Only lines that contain the word "anni" are to be returned from the data below.

## The records
# # # # # # #
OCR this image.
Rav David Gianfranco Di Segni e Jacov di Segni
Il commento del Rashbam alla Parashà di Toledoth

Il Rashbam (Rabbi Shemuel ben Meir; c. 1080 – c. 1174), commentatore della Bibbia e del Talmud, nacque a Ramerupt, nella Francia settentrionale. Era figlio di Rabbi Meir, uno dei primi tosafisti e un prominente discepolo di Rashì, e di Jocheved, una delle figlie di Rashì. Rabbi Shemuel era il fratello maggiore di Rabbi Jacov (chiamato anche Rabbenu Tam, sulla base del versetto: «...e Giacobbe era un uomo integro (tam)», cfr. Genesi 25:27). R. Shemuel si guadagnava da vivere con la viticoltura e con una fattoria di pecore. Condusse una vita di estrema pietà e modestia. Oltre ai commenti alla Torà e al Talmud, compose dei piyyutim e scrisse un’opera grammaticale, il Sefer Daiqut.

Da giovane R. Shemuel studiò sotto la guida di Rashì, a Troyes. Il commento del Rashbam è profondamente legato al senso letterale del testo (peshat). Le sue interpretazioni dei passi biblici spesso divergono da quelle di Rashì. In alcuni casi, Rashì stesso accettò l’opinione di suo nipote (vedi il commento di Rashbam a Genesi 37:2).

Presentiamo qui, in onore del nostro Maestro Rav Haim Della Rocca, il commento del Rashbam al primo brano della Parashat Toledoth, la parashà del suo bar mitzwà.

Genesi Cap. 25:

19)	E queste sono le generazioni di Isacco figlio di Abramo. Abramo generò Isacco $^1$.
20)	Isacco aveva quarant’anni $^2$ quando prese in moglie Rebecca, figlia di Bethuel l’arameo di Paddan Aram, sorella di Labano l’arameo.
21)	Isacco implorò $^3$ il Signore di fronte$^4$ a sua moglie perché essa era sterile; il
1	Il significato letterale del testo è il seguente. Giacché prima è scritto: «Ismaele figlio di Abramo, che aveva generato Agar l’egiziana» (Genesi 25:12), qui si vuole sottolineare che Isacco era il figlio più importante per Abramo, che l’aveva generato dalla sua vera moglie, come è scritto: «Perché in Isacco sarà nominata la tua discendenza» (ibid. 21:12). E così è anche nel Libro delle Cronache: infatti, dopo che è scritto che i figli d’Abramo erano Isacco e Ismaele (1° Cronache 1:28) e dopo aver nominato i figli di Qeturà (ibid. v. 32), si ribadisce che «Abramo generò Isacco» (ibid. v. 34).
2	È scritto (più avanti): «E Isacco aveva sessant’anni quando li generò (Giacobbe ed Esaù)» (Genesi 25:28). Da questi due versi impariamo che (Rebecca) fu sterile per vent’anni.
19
# # # # # # #
## Answer to this task
20)	Isacco aveva quarant’anni $^2$ quando prese in moglie Rebecca, figlia di Bethuel l’arameo di Paddan Aram, sorella di Labano l’arameo.
2	È scritto (più avanti): «E Isacco aveva sessant’anni quando li generò (Giacobbe ed Esaù)» (Genesi 25:28). Da questi due versi impariamo che (Rebecca) fu sterile per vent’anni.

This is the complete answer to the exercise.